Identify the lines that contain the string "ΑΓΙΟΥ" and copy all of them.
# Start of Recorded data
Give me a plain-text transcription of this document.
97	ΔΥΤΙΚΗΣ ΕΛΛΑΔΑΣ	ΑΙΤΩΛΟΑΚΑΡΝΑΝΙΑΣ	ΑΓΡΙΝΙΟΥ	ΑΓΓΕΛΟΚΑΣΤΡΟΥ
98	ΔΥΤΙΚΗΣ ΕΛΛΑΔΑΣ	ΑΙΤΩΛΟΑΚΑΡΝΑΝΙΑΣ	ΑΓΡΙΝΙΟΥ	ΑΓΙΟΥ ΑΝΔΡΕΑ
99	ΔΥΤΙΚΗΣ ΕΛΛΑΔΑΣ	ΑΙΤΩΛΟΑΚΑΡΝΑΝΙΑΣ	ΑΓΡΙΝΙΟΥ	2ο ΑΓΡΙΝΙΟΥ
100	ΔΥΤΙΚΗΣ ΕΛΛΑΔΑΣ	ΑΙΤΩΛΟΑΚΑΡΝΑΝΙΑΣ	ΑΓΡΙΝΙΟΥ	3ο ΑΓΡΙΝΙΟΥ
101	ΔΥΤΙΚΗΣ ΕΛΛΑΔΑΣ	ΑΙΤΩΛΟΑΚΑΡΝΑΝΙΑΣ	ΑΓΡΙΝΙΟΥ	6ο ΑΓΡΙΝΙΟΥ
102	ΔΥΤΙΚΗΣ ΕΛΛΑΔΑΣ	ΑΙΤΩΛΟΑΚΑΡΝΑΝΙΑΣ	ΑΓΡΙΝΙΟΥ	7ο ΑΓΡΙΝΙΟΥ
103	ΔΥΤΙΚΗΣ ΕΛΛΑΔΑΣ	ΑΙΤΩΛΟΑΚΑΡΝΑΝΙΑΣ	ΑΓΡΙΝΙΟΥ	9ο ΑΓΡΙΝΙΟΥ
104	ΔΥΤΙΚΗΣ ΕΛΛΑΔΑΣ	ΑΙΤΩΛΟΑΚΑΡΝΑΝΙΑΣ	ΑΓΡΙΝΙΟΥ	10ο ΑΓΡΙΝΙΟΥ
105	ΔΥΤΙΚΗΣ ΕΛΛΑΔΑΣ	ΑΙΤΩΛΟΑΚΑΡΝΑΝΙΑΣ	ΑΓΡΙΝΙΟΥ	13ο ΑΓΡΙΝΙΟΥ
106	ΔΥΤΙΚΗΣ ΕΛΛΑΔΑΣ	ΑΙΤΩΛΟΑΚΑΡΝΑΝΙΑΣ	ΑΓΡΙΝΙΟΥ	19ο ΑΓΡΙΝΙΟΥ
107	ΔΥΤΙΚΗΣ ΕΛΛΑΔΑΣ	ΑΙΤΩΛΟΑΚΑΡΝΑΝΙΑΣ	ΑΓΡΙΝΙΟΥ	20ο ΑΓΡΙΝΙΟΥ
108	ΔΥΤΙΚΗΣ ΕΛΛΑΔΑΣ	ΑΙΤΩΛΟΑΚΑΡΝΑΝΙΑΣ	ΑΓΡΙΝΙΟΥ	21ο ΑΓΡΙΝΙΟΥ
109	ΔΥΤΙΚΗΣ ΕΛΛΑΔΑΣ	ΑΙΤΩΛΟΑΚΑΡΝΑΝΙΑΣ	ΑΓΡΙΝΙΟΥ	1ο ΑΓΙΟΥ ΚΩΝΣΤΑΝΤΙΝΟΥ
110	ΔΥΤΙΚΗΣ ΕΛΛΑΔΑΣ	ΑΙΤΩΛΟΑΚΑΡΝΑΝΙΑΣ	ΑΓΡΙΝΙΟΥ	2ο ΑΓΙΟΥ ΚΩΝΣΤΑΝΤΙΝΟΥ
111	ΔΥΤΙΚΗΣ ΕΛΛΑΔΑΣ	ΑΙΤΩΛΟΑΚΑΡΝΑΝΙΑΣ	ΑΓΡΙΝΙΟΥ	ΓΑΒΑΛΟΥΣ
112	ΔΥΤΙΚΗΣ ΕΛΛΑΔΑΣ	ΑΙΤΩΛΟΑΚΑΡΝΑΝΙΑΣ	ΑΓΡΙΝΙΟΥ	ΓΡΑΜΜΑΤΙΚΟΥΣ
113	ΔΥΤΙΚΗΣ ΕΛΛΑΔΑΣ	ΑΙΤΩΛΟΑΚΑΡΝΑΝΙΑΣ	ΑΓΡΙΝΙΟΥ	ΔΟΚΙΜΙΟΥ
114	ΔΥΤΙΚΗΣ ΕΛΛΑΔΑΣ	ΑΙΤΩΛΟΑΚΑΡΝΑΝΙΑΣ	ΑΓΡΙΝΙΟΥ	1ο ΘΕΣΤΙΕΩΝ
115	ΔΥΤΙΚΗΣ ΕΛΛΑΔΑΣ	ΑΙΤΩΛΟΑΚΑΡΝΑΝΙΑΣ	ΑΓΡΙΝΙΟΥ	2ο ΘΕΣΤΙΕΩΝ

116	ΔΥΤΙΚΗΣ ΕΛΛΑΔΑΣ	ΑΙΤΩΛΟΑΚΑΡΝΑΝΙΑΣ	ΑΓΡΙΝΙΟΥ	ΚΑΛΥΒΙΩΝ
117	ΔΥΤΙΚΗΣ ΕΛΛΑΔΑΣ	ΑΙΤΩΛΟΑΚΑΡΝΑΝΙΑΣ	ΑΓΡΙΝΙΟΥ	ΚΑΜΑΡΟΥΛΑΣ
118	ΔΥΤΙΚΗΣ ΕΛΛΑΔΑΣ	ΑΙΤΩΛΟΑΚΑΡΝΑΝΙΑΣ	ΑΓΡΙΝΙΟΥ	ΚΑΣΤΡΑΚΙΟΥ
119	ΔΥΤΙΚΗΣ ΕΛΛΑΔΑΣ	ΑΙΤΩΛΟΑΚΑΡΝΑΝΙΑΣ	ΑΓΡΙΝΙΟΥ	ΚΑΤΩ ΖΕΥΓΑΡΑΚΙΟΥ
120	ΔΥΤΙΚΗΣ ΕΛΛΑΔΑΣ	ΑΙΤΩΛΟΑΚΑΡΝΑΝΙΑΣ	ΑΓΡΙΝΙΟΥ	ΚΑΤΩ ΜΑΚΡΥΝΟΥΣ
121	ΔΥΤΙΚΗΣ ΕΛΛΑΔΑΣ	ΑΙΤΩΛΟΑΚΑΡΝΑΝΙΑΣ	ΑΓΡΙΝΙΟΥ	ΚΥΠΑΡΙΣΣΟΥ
# End of Recorded data
# Start of Recorded data
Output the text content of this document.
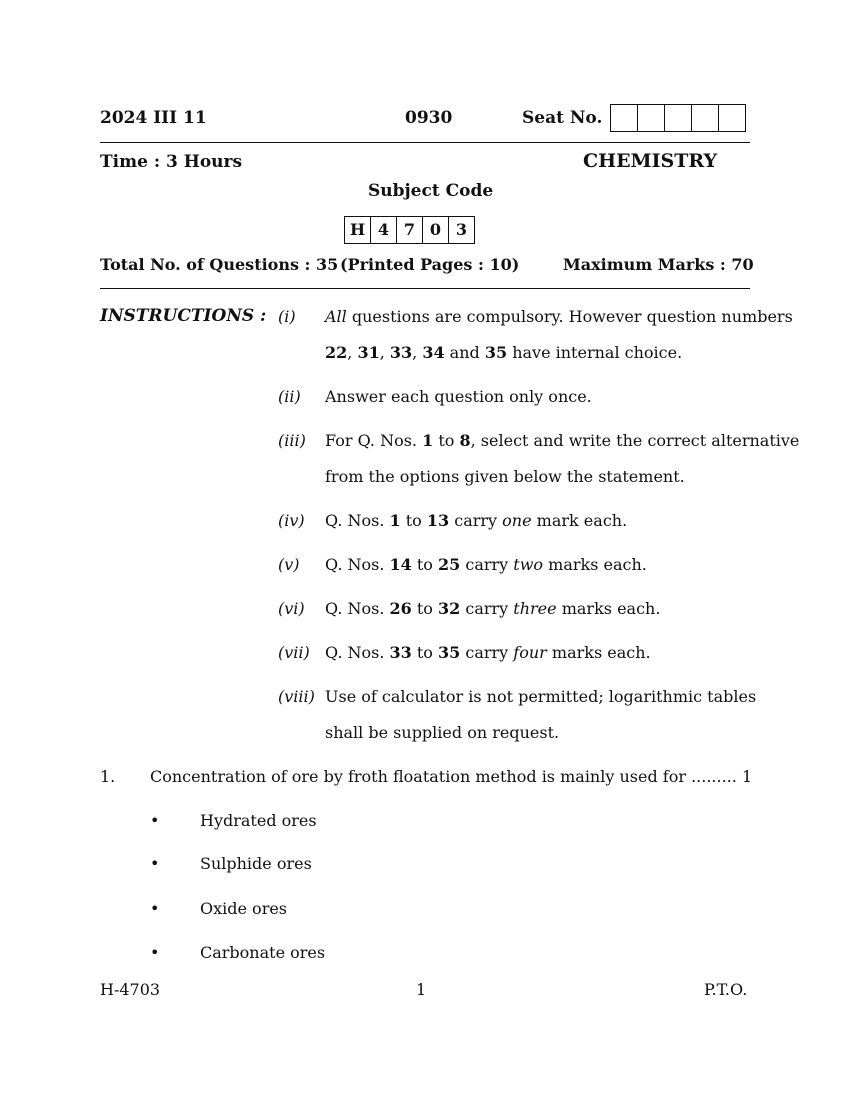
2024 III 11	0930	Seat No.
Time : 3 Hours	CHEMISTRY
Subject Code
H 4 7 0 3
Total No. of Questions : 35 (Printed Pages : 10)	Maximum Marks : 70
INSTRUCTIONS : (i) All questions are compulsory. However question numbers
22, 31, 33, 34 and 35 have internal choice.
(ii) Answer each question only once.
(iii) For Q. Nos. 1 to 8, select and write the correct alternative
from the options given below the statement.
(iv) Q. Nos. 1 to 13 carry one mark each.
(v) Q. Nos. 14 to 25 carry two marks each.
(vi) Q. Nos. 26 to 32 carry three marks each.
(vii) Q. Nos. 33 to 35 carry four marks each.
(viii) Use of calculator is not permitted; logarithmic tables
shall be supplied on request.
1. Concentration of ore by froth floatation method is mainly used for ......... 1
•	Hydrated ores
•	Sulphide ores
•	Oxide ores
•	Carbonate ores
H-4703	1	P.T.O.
# End of Recorded data
# Start of Recorded data
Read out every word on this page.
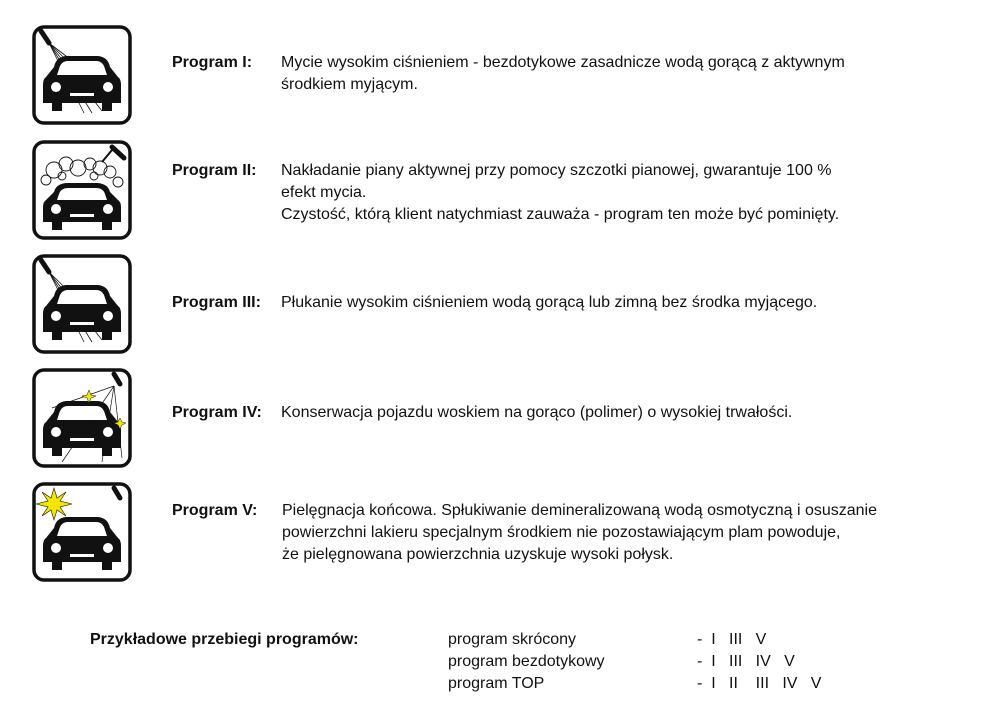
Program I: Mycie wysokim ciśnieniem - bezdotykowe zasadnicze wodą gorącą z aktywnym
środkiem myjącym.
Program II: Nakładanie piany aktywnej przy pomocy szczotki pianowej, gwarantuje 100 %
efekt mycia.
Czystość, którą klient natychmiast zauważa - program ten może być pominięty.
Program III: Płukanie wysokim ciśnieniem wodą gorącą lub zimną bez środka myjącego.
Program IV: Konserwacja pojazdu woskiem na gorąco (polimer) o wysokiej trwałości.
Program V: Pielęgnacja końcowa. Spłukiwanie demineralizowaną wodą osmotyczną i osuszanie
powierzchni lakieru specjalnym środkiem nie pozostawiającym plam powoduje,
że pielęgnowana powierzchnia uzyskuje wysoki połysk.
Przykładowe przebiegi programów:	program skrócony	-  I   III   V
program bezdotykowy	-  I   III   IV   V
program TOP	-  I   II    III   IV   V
# End of Recorded data
__Response to this task__
98	ΔΥΤΙΚΗΣ ΕΛΛΑΔΑΣ	ΑΙΤΩΛΟΑΚΑΡΝΑΝΙΑΣ	ΑΓΡΙΝΙΟΥ	ΑΓΙΟΥ ΑΝΔΡΕΑ
109	ΔΥΤΙΚΗΣ ΕΛΛΑΔΑΣ	ΑΙΤΩΛΟΑΚΑΡΝΑΝΙΑΣ	ΑΓΡΙΝΙΟΥ	1ο ΑΓΙΟΥ ΚΩΝΣΤΑΝΤΙΝΟΥ
110	ΔΥΤΙΚΗΣ ΕΛΛΑΔΑΣ	ΑΙΤΩΛΟΑΚΑΡΝΑΝΙΑΣ	ΑΓΡΙΝΙΟΥ	2ο ΑΓΙΟΥ ΚΩΝΣΤΑΝΤΙΝΟΥ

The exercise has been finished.